##### PROVIDED RECORDS

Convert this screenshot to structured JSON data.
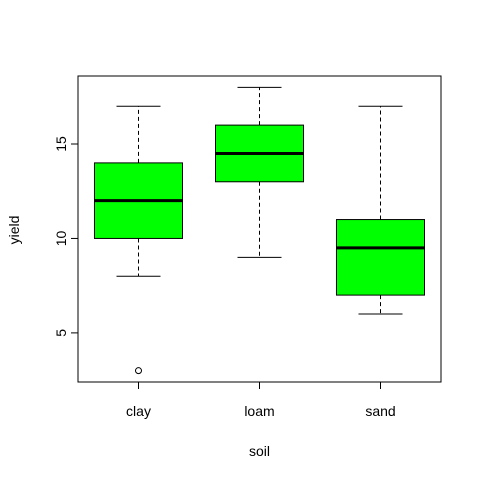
{
  "chart_data": {
    "type": "boxplot",
    "title": "",
    "xlabel": "soil",
    "ylabel": "yield",
    "categories": [
      "clay",
      "loam",
      "sand"
    ],
    "ylim": [
      2.4,
      18.6
    ],
    "yticks": [
      5,
      10,
      15
    ],
    "box_color": "#00ff00",
    "grid": false,
    "legend": "none",
    "boxes": [
      {
        "name": "clay",
        "whisker_low": 8,
        "q1": 10,
        "median": 12,
        "q3": 14,
        "whisker_high": 17,
        "outliers": [
          3
        ]
      },
      {
        "name": "loam",
        "whisker_low": 9,
        "q1": 13,
        "median": 14.5,
        "q3": 16,
        "whisker_high": 18,
        "outliers": []
      },
      {
        "name": "sand",
        "whisker_low": 6,
        "q1": 7,
        "median": 9.5,
        "q3": 11,
        "whisker_high": 17,
        "outliers": []
      }
    ]
  }
}
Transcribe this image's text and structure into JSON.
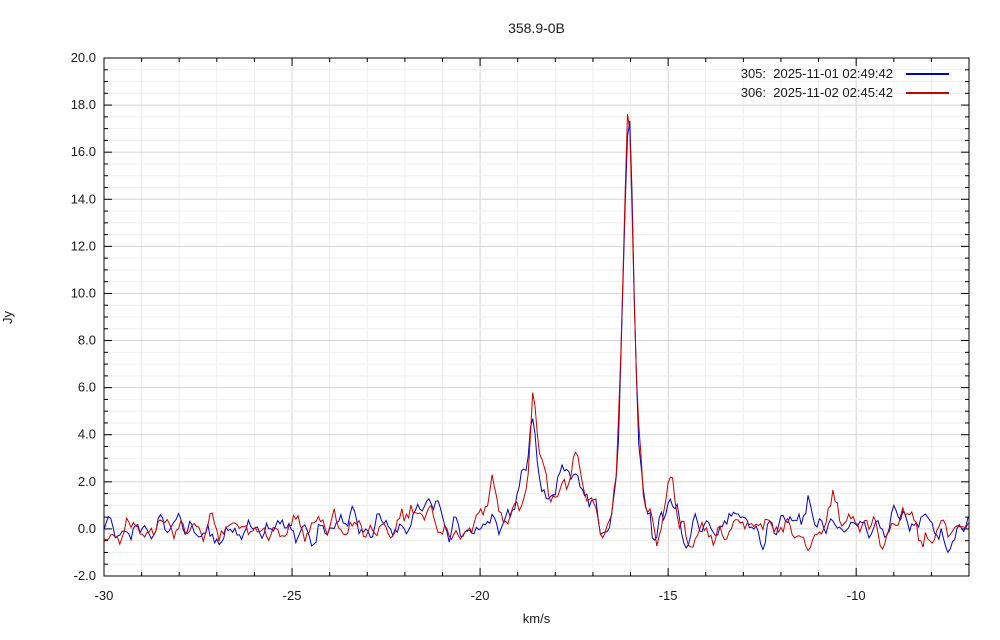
{
  "title": "358.9-0B",
  "axes": {
    "x": {
      "label": "km/s",
      "min": -30,
      "max": -7,
      "minor_step": 1,
      "ticks": [
        {
          "v": -30,
          "label": "-30"
        },
        {
          "v": -25,
          "label": "-25"
        },
        {
          "v": -20,
          "label": "-20"
        },
        {
          "v": -15,
          "label": "-15"
        },
        {
          "v": -10,
          "label": "-10"
        }
      ]
    },
    "y": {
      "label": "Jy",
      "min": -2,
      "max": 20,
      "minor_step": 0.5,
      "ticks": [
        {
          "v": -2,
          "label": "-2.0"
        },
        {
          "v": 0,
          "label": "0.0"
        },
        {
          "v": 2,
          "label": "2.0"
        },
        {
          "v": 4,
          "label": "4.0"
        },
        {
          "v": 6,
          "label": "6.0"
        },
        {
          "v": 8,
          "label": "8.0"
        },
        {
          "v": 10,
          "label": "10.0"
        },
        {
          "v": 12,
          "label": "12.0"
        },
        {
          "v": 14,
          "label": "14.0"
        },
        {
          "v": 16,
          "label": "16.0"
        },
        {
          "v": 18,
          "label": "18.0"
        },
        {
          "v": 20,
          "label": "20.0"
        }
      ]
    }
  },
  "legend": {
    "entries": [
      {
        "id": "305",
        "label": "305:  2025-11-01 02:49:42",
        "color": "#0000c8"
      },
      {
        "id": "306",
        "label": "306:  2025-11-02 02:45:42",
        "color": "#c80000"
      }
    ]
  },
  "colors": {
    "grid_major": "#d4d4d4",
    "grid_minor": "#eeeeee",
    "axis": "#000000",
    "text": "#1a1a1a"
  },
  "chart_data": {
    "type": "line",
    "title": "358.9-0B",
    "xlabel": "km/s",
    "ylabel": "Jy",
    "xlim": [
      -30,
      -7
    ],
    "ylim": [
      -2,
      20
    ],
    "grid": {
      "major": true,
      "minor": true
    },
    "legend_position": "top-right-inside",
    "peaks": [
      {
        "v_kms": -18.6,
        "flux_jy_306": 5.9,
        "flux_jy_305": 5.0
      },
      {
        "v_kms": -17.45,
        "flux_jy_306": 3.2,
        "flux_jy_305": 2.9
      },
      {
        "v_kms": -16.05,
        "flux_jy_305": 18.4,
        "flux_jy_306": 18.3
      }
    ],
    "sample_step_kms": 0.06,
    "noise_sigma_jy": 0.32,
    "series": [
      {
        "name": "305",
        "color": "#0000c8",
        "seed": 1305,
        "noise_sigma": 0.55,
        "noise_smooth": 3,
        "anchors": [
          [
            -30,
            -0.5
          ],
          [
            -29.85,
            0.2
          ],
          [
            -29.6,
            0
          ],
          [
            -22.2,
            0
          ],
          [
            -21.35,
            1.3
          ],
          [
            -21.0,
            0.1
          ],
          [
            -20.6,
            0
          ],
          [
            -20.0,
            0.35
          ],
          [
            -19.6,
            0.55
          ],
          [
            -19.2,
            0.5
          ],
          [
            -18.95,
            1.5
          ],
          [
            -18.78,
            2.4
          ],
          [
            -18.63,
            5.0
          ],
          [
            -18.5,
            3.4
          ],
          [
            -18.4,
            2.2
          ],
          [
            -18.2,
            1.15
          ],
          [
            -18.05,
            1.3
          ],
          [
            -17.85,
            2.1
          ],
          [
            -17.66,
            2.75
          ],
          [
            -17.5,
            2.5
          ],
          [
            -17.3,
            1.7
          ],
          [
            -17.05,
            1.0
          ],
          [
            -16.8,
            0.35
          ],
          [
            -16.6,
            0.3
          ],
          [
            -16.45,
            1.2
          ],
          [
            -16.33,
            3.2
          ],
          [
            -16.22,
            9.5
          ],
          [
            -16.12,
            15.5
          ],
          [
            -16.04,
            18.35
          ],
          [
            -15.97,
            15.0
          ],
          [
            -15.88,
            8.0
          ],
          [
            -15.78,
            3.2
          ],
          [
            -15.6,
            1.0
          ],
          [
            -15.4,
            -0.7
          ],
          [
            -15.2,
            0.3
          ],
          [
            -15.0,
            0.8
          ],
          [
            -14.78,
            1.0
          ],
          [
            -14.5,
            -0.6
          ],
          [
            -14.3,
            0.2
          ],
          [
            -13.6,
            0.1
          ],
          [
            -13.15,
            0.6
          ],
          [
            -12.6,
            -0.2
          ],
          [
            -12.0,
            0.1
          ],
          [
            -11.45,
            0.2
          ],
          [
            -11.28,
            1.7
          ],
          [
            -11.1,
            0.2
          ],
          [
            -10.6,
            0
          ],
          [
            -9.5,
            0
          ],
          [
            -8.0,
            0.2
          ],
          [
            -7.6,
            -0.6
          ],
          [
            -7.2,
            0.5
          ],
          [
            -7,
            0.6
          ]
        ]
      },
      {
        "name": "306",
        "color": "#c80000",
        "seed": 2306,
        "noise_sigma": 0.55,
        "noise_smooth": 3,
        "anchors": [
          [
            -30,
            -0.9
          ],
          [
            -29.8,
            -0.35
          ],
          [
            -29.5,
            0.1
          ],
          [
            -29.2,
            0
          ],
          [
            -22.2,
            0
          ],
          [
            -21.3,
            1.1
          ],
          [
            -20.95,
            0.1
          ],
          [
            -20.55,
            -0.35
          ],
          [
            -20.0,
            0.5
          ],
          [
            -19.67,
            1.9
          ],
          [
            -19.45,
            0.4
          ],
          [
            -19.15,
            0.6
          ],
          [
            -18.9,
            1.9
          ],
          [
            -18.75,
            2.6
          ],
          [
            -18.6,
            5.9
          ],
          [
            -18.47,
            3.6
          ],
          [
            -18.35,
            2.4
          ],
          [
            -18.15,
            1.25
          ],
          [
            -17.95,
            1.5
          ],
          [
            -17.7,
            2.1
          ],
          [
            -17.42,
            3.15
          ],
          [
            -17.2,
            1.5
          ],
          [
            -16.95,
            0.8
          ],
          [
            -16.7,
            0.1
          ],
          [
            -16.55,
            0.5
          ],
          [
            -16.38,
            2.2
          ],
          [
            -16.27,
            6.5
          ],
          [
            -16.16,
            13.0
          ],
          [
            -16.07,
            18.25
          ],
          [
            -15.99,
            16.0
          ],
          [
            -15.9,
            9.5
          ],
          [
            -15.8,
            4.5
          ],
          [
            -15.65,
            1.3
          ],
          [
            -15.45,
            -0.2
          ],
          [
            -15.3,
            -0.6
          ],
          [
            -15.15,
            0.5
          ],
          [
            -14.92,
            2.0
          ],
          [
            -14.7,
            0.3
          ],
          [
            -14.35,
            -0.5
          ],
          [
            -13.9,
            0.2
          ],
          [
            -13.5,
            -0.6
          ],
          [
            -13.1,
            0.2
          ],
          [
            -12.5,
            0
          ],
          [
            -11.8,
            0.3
          ],
          [
            -11.3,
            -0.3
          ],
          [
            -10.85,
            0.2
          ],
          [
            -10.62,
            1.4
          ],
          [
            -10.38,
            0.1
          ],
          [
            -9.6,
            0
          ],
          [
            -8.6,
            0.3
          ],
          [
            -8.1,
            -0.3
          ],
          [
            -7.5,
            0.2
          ],
          [
            -7,
            0.3
          ]
        ]
      }
    ]
  }
}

##########

Copy and report every line where the word "this" is present.

Convert this screenshot to structured JSON data.
Transcribe this image's text and structure into JSON.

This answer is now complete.